Below are records; count the lines in them that hold "name" and give only the count.

>> Begin Material for this exercise

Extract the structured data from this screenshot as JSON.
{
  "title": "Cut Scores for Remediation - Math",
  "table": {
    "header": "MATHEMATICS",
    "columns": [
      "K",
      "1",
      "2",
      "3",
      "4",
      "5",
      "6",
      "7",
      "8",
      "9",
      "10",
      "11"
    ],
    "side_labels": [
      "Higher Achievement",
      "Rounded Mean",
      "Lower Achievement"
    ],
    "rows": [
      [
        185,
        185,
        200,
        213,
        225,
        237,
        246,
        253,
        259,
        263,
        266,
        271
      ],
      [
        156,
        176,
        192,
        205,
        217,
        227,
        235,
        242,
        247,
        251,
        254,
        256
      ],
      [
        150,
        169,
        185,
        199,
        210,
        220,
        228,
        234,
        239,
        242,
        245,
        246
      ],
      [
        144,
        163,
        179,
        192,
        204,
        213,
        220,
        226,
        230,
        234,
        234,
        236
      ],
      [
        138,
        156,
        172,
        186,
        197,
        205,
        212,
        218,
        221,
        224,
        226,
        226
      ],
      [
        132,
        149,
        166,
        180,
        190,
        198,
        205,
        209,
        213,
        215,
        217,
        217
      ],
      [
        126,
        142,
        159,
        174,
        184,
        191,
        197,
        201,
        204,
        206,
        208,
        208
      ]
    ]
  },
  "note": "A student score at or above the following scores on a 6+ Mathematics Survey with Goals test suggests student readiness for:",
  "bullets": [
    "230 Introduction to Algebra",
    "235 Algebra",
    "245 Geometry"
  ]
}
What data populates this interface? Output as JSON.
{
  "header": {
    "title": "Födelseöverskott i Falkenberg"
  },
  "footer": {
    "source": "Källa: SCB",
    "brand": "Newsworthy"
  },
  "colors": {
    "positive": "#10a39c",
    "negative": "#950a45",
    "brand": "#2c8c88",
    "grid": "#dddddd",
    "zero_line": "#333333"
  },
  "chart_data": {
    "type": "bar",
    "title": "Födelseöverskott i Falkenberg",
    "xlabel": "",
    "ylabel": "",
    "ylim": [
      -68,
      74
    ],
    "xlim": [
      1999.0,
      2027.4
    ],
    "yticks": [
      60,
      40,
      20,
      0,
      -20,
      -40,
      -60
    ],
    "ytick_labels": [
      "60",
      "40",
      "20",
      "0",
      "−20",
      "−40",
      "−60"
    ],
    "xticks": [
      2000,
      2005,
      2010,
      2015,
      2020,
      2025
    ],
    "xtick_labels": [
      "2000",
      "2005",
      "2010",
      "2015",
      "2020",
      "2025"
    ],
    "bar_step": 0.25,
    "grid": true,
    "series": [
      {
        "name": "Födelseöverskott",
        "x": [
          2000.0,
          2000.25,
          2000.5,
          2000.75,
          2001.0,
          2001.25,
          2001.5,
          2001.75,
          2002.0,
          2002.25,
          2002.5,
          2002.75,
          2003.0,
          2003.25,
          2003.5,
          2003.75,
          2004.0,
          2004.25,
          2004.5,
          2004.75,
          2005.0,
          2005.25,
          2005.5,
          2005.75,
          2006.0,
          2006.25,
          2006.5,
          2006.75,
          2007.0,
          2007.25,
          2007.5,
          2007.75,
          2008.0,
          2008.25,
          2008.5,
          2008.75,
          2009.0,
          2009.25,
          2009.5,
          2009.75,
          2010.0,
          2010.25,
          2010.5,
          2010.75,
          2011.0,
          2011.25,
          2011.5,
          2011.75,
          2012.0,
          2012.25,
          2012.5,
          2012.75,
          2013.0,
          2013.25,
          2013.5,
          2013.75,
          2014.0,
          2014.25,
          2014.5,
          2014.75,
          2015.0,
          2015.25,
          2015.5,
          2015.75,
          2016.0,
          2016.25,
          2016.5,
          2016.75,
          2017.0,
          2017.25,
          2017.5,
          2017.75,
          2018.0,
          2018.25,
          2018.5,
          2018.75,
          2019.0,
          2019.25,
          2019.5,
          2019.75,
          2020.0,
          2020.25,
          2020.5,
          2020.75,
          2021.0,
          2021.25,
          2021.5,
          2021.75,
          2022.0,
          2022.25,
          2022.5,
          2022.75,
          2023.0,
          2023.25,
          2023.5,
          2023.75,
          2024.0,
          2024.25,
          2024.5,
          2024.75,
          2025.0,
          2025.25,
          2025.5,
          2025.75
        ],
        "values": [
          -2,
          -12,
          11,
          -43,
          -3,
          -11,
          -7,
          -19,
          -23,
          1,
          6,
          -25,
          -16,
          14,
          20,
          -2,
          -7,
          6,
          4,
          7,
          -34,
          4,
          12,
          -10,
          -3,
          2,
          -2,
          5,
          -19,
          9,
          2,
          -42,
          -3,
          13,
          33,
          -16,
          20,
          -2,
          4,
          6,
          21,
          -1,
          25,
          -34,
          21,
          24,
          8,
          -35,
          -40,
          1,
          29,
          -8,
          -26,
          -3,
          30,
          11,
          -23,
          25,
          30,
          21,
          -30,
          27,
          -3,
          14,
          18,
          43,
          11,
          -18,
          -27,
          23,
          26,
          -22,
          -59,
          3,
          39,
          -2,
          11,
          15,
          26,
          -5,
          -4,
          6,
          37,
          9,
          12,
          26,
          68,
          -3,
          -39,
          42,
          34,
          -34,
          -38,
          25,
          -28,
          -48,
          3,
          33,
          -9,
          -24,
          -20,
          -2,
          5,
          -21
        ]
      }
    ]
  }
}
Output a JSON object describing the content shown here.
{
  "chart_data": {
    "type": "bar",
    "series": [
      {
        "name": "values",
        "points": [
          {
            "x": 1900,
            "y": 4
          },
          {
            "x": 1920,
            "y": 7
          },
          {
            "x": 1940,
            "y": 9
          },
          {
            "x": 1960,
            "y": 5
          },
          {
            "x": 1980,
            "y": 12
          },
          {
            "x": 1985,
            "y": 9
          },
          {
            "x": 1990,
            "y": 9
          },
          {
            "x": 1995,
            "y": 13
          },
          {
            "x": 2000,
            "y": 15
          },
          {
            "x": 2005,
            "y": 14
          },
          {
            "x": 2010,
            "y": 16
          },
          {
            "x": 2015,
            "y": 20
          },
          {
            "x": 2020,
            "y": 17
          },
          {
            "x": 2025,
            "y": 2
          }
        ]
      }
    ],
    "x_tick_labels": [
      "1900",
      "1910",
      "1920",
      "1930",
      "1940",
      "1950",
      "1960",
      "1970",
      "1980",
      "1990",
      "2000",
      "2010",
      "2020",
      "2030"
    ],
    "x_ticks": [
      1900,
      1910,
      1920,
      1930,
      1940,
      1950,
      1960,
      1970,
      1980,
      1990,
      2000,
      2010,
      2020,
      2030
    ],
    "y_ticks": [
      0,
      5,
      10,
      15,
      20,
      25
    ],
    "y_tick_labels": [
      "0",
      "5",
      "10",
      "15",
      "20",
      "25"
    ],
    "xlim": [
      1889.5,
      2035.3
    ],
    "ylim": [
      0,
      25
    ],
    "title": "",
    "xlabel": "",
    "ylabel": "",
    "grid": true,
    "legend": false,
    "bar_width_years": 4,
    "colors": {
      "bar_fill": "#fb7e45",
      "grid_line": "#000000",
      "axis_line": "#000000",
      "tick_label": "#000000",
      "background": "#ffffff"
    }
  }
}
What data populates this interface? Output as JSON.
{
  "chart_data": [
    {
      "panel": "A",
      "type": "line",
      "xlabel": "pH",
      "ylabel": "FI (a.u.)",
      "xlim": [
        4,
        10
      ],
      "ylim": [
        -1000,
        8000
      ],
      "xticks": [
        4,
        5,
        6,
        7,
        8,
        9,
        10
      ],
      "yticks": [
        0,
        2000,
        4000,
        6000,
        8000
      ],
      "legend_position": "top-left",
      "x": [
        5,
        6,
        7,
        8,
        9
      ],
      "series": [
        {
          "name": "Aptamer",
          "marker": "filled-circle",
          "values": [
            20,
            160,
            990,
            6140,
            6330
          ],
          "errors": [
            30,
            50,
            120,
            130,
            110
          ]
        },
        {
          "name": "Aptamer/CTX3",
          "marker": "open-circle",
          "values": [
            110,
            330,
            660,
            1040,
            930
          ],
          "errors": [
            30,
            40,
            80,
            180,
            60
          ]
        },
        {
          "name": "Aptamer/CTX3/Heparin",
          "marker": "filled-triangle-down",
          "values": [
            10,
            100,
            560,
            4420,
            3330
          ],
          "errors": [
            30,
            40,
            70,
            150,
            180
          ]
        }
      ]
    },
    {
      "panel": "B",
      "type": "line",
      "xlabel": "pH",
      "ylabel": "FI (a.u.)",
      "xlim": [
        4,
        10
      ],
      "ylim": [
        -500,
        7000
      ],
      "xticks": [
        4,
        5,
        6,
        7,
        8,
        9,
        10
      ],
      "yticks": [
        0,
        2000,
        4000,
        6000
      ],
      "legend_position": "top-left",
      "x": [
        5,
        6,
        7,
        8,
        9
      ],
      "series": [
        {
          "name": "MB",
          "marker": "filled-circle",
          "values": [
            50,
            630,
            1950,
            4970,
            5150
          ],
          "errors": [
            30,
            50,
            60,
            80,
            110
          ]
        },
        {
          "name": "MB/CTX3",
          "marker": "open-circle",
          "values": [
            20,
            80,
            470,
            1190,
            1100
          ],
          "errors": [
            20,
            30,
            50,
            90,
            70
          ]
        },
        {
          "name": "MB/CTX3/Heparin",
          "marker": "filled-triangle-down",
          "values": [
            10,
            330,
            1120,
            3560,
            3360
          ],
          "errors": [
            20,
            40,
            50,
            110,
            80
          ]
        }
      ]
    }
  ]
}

>> End Material for this exercise

*Result for this task*
8